» Aim: Copy every line of the records below word for word, with nothing added, dropped, or changed.
++++ Material ++++
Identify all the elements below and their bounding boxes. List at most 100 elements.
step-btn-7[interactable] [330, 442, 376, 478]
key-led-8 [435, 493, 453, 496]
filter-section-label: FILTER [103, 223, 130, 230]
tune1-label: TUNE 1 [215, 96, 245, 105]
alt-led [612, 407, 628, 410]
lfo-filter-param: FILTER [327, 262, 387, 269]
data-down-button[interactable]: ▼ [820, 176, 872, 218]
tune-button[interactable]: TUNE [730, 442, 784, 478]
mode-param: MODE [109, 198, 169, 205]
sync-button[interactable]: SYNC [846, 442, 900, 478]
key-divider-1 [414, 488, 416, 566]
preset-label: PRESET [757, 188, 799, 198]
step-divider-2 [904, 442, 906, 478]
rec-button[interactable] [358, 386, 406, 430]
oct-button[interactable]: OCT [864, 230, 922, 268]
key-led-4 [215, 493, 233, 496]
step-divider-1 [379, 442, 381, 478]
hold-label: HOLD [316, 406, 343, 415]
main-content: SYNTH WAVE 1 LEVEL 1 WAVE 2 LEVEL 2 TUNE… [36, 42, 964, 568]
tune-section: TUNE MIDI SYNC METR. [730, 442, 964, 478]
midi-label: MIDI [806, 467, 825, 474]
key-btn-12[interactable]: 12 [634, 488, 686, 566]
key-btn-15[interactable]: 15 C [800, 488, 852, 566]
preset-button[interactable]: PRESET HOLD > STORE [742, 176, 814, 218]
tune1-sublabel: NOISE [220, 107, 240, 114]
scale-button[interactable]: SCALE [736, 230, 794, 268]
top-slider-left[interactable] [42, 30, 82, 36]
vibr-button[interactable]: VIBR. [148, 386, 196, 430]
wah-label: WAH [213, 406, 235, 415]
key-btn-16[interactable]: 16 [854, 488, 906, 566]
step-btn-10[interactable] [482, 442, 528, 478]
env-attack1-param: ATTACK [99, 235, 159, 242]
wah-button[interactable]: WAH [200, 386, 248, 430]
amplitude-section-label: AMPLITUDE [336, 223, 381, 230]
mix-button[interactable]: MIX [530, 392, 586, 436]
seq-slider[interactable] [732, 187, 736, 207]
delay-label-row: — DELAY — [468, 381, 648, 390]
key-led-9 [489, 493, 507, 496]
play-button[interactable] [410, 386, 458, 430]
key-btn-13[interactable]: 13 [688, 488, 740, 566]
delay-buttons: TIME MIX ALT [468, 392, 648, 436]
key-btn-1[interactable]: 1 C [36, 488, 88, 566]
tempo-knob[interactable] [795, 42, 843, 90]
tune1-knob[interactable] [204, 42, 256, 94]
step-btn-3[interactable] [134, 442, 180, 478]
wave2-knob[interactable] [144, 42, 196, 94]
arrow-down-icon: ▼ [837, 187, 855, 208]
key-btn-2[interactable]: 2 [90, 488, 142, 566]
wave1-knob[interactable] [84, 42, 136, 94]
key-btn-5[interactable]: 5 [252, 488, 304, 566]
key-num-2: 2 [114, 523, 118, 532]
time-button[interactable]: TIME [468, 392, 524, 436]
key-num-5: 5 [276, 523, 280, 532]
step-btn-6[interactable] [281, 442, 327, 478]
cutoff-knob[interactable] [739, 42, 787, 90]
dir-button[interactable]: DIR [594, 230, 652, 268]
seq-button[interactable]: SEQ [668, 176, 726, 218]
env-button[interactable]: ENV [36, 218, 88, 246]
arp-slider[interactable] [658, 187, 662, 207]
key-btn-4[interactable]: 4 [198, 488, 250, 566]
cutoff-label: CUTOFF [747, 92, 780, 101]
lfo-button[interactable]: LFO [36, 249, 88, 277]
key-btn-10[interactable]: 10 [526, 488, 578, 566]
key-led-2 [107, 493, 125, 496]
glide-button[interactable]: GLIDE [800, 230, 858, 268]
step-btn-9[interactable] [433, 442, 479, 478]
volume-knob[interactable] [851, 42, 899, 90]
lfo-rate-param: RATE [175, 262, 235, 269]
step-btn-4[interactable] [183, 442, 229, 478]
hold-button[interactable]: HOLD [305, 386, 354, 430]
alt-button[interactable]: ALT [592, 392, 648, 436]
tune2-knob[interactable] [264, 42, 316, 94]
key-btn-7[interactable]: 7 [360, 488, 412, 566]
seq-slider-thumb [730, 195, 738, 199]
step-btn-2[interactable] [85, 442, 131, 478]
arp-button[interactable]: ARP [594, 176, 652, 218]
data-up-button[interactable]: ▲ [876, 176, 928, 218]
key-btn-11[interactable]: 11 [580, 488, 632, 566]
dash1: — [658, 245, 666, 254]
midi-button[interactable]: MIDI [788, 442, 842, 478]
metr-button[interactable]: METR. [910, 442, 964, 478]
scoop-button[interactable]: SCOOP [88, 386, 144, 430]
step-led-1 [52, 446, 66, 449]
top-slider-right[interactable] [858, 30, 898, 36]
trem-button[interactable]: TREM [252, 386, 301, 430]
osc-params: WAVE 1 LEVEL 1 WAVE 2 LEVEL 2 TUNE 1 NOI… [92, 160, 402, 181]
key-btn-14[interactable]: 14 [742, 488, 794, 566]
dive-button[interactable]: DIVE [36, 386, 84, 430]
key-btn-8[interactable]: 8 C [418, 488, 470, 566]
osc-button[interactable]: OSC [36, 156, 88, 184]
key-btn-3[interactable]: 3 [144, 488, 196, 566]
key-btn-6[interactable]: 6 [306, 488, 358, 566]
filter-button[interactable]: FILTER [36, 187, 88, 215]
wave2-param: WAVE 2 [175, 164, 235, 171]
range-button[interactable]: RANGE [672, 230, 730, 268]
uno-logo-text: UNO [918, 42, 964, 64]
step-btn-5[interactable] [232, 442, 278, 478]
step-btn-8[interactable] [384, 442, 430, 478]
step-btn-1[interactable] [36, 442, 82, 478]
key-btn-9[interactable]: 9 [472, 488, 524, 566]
++++
» Full answer:
Identify all the elements below and their bounding boxes. List at most 100 elements.
step-btn-7[interactable] [330, 442, 376, 478]
key-led-8 [435, 493, 453, 496]
filter-section-label: FILTER [103, 223, 130, 230]
tune1-label: TUNE 1 [215, 96, 245, 105]
alt-led [612, 407, 628, 410]
lfo-filter-param: FILTER [327, 262, 387, 269]
data-down-button[interactable]: ▼ [820, 176, 872, 218]
tune-button[interactable]: TUNE [730, 442, 784, 478]
mode-param: MODE [109, 198, 169, 205]
sync-button[interactable]: SYNC [846, 442, 900, 478]
key-divider-1 [414, 488, 416, 566]
preset-label: PRESET [757, 188, 799, 198]
step-divider-2 [904, 442, 906, 478]
rec-button[interactable] [358, 386, 406, 430]
oct-button[interactable]: OCT [864, 230, 922, 268]
key-led-4 [215, 493, 233, 496]
step-divider-1 [379, 442, 381, 478]
hold-label: HOLD [316, 406, 343, 415]
main-content: SYNTH WAVE 1 LEVEL 1 WAVE 2 LEVEL 2 TUNE… [36, 42, 964, 568]
tune-section: TUNE MIDI SYNC METR. [730, 442, 964, 478]
midi-label: MIDI [806, 467, 825, 474]
key-btn-12[interactable]: 12 [634, 488, 686, 566]
key-btn-15[interactable]: 15 C [800, 488, 852, 566]
preset-button[interactable]: PRESET HOLD > STORE [742, 176, 814, 218]
tune1-sublabel: NOISE [220, 107, 240, 114]
scale-button[interactable]: SCALE [736, 230, 794, 268]
top-slider-left[interactable] [42, 30, 82, 36]
vibr-button[interactable]: VIBR. [148, 386, 196, 430]
wah-label: WAH [213, 406, 235, 415]
key-btn-16[interactable]: 16 [854, 488, 906, 566]
step-btn-10[interactable] [482, 442, 528, 478]
env-attack1-param: ATTACK [99, 235, 159, 242]
wah-button[interactable]: WAH [200, 386, 248, 430]
amplitude-section-label: AMPLITUDE [336, 223, 381, 230]
mix-button[interactable]: MIX [530, 392, 586, 436]
seq-slider[interactable] [732, 187, 736, 207]
delay-label-row: — DELAY — [468, 381, 648, 390]
key-led-9 [489, 493, 507, 496]
play-button[interactable] [410, 386, 458, 430]
key-btn-13[interactable]: 13 [688, 488, 740, 566]
delay-buttons: TIME MIX ALT [468, 392, 648, 436]
key-btn-1[interactable]: 1 C [36, 488, 88, 566]
tempo-knob[interactable] [795, 42, 843, 90]
tune1-knob[interactable] [204, 42, 256, 94]
step-btn-3[interactable] [134, 442, 180, 478]
wave2-knob[interactable] [144, 42, 196, 94]
arrow-down-icon: ▼ [837, 187, 855, 208]
key-btn-2[interactable]: 2 [90, 488, 142, 566]
wave1-knob[interactable] [84, 42, 136, 94]
key-btn-5[interactable]: 5 [252, 488, 304, 566]
key-num-2: 2 [114, 523, 118, 532]
time-button[interactable]: TIME [468, 392, 524, 436]
key-num-5: 5 [276, 523, 280, 532]
step-btn-6[interactable] [281, 442, 327, 478]
cutoff-knob[interactable] [739, 42, 787, 90]
dir-button[interactable]: DIR [594, 230, 652, 268]
seq-button[interactable]: SEQ [668, 176, 726, 218]
env-button[interactable]: ENV [36, 218, 88, 246]
arp-slider[interactable] [658, 187, 662, 207]
key-btn-4[interactable]: 4 [198, 488, 250, 566]
cutoff-label: CUTOFF [747, 92, 780, 101]
lfo-button[interactable]: LFO [36, 249, 88, 277]
key-btn-10[interactable]: 10 [526, 488, 578, 566]
key-led-2 [107, 493, 125, 496]
glide-button[interactable]: GLIDE [800, 230, 858, 268]
step-btn-9[interactable] [433, 442, 479, 478]
volume-knob[interactable] [851, 42, 899, 90]
lfo-rate-param: RATE [175, 262, 235, 269]
step-btn-4[interactable] [183, 442, 229, 478]
hold-button[interactable]: HOLD [305, 386, 354, 430]
alt-button[interactable]: ALT [592, 392, 648, 436]
tune2-knob[interactable] [264, 42, 316, 94]
key-btn-7[interactable]: 7 [360, 488, 412, 566]
seq-slider-thumb [730, 195, 738, 199]
step-btn-2[interactable] [85, 442, 131, 478]
arp-button[interactable]: ARP [594, 176, 652, 218]
data-up-button[interactable]: ▲ [876, 176, 928, 218]
key-btn-11[interactable]: 11 [580, 488, 632, 566]
dash1: — [658, 245, 666, 254]
midi-button[interactable]: MIDI [788, 442, 842, 478]
metr-button[interactable]: METR. [910, 442, 964, 478]
scoop-button[interactable]: SCOOP [88, 386, 144, 430]
step-led-1 [52, 446, 66, 449]
top-slider-right[interactable] [858, 30, 898, 36]
trem-button[interactable]: TREM [252, 386, 301, 430]
osc-params: WAVE 1 LEVEL 1 WAVE 2 LEVEL 2 TUNE 1 NOI… [92, 160, 402, 181]
key-btn-14[interactable]: 14 [742, 488, 794, 566]
dive-button[interactable]: DIVE [36, 386, 84, 430]
key-btn-8[interactable]: 8 C [418, 488, 470, 566]
osc-button[interactable]: OSC [36, 156, 88, 184]
key-btn-3[interactable]: 3 [144, 488, 196, 566]
key-btn-6[interactable]: 6 [306, 488, 358, 566]
filter-button[interactable]: FILTER [36, 187, 88, 215]
wave2-param: WAVE 2 [175, 164, 235, 171]
range-button[interactable]: RANGE [672, 230, 730, 268]
uno-logo-text: UNO [918, 42, 964, 64]
step-btn-5[interactable] [232, 442, 278, 478]
step-btn-8[interactable] [384, 442, 430, 478]
step-btn-1[interactable] [36, 442, 82, 478]
key-btn-9[interactable]: 9 [472, 488, 524, 566]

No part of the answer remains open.